- _Work to do_: Render the items that follow, from their first line through the line containing "relative-error-group-title: Absolute relative", both included, as a JSON list of strings with one string per line and blank lines omitted.

- _The data_:
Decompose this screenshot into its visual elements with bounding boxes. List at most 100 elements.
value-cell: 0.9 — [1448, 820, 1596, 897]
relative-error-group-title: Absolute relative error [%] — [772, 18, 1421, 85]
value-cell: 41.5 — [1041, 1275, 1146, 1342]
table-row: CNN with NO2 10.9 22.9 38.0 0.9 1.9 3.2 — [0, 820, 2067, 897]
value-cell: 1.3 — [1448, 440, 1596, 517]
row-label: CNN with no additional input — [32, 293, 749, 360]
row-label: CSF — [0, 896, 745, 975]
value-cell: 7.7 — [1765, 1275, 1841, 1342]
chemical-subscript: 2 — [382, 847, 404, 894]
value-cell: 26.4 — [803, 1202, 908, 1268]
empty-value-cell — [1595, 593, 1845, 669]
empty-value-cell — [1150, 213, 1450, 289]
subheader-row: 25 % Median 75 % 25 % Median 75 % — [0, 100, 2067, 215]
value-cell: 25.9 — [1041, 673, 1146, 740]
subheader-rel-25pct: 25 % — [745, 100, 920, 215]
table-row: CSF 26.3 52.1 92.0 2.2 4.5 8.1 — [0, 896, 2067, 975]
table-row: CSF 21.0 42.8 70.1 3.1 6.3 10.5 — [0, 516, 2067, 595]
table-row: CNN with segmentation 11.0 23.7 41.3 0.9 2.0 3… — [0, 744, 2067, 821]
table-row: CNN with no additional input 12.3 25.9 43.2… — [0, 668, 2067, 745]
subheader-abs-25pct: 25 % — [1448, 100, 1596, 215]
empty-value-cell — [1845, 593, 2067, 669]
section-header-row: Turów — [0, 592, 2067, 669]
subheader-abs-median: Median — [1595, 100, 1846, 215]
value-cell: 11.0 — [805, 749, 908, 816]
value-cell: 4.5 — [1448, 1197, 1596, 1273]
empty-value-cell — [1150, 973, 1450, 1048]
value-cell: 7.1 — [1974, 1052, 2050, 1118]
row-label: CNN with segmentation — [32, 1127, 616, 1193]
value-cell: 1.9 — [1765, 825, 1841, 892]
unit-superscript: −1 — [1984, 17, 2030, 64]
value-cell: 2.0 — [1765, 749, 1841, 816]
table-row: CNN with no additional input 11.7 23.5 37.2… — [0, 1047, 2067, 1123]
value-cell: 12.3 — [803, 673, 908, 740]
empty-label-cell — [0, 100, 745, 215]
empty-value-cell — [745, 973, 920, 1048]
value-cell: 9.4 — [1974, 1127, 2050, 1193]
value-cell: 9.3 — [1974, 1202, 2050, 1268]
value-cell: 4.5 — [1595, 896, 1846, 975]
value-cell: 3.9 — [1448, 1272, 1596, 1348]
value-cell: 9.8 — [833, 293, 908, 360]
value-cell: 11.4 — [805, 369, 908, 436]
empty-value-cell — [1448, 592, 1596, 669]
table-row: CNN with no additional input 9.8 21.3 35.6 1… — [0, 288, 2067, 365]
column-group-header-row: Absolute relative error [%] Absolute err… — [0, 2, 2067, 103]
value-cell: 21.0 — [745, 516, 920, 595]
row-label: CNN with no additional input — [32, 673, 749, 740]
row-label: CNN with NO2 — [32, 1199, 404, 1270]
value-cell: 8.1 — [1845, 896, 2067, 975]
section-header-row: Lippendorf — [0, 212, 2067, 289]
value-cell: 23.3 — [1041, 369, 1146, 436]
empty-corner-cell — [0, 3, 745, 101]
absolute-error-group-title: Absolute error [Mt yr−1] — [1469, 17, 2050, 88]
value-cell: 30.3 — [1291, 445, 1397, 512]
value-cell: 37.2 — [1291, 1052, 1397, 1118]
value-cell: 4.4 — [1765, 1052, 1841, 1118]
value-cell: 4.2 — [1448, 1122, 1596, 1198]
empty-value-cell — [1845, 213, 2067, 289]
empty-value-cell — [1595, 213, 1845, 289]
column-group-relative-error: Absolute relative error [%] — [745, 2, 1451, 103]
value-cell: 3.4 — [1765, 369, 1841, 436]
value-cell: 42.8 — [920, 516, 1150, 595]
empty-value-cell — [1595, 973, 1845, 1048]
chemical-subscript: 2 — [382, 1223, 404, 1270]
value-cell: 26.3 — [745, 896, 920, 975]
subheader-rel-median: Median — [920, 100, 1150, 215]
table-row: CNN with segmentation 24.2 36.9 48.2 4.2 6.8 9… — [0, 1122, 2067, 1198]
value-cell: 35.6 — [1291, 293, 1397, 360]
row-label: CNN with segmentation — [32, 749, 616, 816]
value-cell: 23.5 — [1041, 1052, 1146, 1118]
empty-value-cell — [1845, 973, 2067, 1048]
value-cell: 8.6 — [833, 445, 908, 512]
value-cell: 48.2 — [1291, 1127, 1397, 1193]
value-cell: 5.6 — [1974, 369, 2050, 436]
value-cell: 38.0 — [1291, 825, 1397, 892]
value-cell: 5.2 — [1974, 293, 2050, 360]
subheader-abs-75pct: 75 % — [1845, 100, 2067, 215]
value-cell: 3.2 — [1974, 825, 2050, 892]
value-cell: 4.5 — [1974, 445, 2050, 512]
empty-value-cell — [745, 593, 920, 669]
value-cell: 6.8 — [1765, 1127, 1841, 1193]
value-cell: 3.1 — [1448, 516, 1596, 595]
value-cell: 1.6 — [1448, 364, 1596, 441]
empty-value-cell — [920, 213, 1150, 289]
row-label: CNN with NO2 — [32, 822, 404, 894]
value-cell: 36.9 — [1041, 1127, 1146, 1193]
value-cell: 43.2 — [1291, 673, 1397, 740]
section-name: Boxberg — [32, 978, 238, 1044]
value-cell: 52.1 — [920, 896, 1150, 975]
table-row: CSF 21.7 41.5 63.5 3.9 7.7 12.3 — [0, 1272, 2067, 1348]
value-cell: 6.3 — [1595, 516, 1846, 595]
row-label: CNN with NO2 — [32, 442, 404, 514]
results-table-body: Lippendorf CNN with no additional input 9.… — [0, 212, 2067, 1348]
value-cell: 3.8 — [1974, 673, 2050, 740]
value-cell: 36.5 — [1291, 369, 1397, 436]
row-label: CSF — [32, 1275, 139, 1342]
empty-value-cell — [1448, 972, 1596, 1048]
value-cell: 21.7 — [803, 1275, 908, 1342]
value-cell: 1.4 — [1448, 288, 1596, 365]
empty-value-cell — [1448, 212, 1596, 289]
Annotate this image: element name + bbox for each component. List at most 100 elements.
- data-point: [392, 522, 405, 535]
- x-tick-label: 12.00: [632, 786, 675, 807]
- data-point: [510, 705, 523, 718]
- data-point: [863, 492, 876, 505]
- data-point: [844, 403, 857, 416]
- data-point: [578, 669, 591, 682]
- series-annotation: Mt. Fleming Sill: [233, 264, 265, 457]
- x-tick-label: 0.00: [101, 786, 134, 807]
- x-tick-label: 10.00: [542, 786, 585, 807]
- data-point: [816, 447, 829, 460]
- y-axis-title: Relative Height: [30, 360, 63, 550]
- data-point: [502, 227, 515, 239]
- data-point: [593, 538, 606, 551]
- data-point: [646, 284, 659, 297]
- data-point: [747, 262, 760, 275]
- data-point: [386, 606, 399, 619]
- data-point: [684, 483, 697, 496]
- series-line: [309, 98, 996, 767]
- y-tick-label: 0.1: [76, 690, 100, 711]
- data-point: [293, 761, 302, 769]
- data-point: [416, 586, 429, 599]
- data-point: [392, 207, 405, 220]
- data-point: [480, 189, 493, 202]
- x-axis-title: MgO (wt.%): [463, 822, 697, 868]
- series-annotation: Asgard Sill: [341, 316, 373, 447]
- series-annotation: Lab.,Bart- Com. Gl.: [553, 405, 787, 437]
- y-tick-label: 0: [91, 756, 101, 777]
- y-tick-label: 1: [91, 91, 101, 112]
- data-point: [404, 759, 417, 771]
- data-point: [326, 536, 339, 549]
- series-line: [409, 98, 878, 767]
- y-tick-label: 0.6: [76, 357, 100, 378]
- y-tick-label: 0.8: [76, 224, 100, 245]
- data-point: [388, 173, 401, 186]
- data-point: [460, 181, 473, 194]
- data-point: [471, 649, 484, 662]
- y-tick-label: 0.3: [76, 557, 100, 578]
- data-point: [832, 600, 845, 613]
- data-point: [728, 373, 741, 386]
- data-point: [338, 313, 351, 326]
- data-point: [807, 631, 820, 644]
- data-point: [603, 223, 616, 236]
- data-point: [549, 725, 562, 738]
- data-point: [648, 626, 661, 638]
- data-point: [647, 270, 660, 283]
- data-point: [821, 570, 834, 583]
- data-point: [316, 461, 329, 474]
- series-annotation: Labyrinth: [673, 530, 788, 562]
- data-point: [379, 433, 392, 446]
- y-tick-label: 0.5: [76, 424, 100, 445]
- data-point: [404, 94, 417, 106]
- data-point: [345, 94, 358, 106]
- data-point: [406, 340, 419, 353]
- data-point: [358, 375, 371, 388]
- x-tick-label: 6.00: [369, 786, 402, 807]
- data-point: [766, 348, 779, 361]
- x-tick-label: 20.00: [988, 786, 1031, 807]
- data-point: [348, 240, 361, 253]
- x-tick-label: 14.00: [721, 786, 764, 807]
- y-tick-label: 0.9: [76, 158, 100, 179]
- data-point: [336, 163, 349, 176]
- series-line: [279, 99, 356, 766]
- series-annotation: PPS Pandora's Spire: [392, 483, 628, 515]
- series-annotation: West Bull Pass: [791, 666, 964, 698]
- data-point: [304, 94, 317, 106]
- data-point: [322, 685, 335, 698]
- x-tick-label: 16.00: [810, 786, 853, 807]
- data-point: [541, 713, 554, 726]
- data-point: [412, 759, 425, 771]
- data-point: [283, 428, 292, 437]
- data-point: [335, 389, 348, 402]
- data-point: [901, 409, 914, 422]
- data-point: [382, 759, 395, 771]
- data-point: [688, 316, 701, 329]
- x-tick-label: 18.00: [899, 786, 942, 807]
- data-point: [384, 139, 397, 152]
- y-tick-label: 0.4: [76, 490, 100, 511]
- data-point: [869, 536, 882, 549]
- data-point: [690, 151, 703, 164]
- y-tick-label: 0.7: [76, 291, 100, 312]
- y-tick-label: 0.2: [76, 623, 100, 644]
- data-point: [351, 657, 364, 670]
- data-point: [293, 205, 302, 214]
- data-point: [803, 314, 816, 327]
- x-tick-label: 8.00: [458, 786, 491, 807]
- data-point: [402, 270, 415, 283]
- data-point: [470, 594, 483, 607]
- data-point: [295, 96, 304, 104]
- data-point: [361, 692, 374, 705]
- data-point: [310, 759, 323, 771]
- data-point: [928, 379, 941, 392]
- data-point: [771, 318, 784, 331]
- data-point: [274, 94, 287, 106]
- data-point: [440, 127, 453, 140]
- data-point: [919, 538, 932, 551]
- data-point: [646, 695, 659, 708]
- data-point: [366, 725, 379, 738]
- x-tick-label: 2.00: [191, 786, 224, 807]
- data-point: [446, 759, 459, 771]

- _Response to this task_:
[
  "Decompose this screenshot into its visual elements with bounding boxes. List at most 100 elements.",
  "value-cell: 0.9 — [1448, 820, 1596, 897]",
  "relative-error-group-title: Absolute relative error [%] — [772, 18, 1421, 85]"
]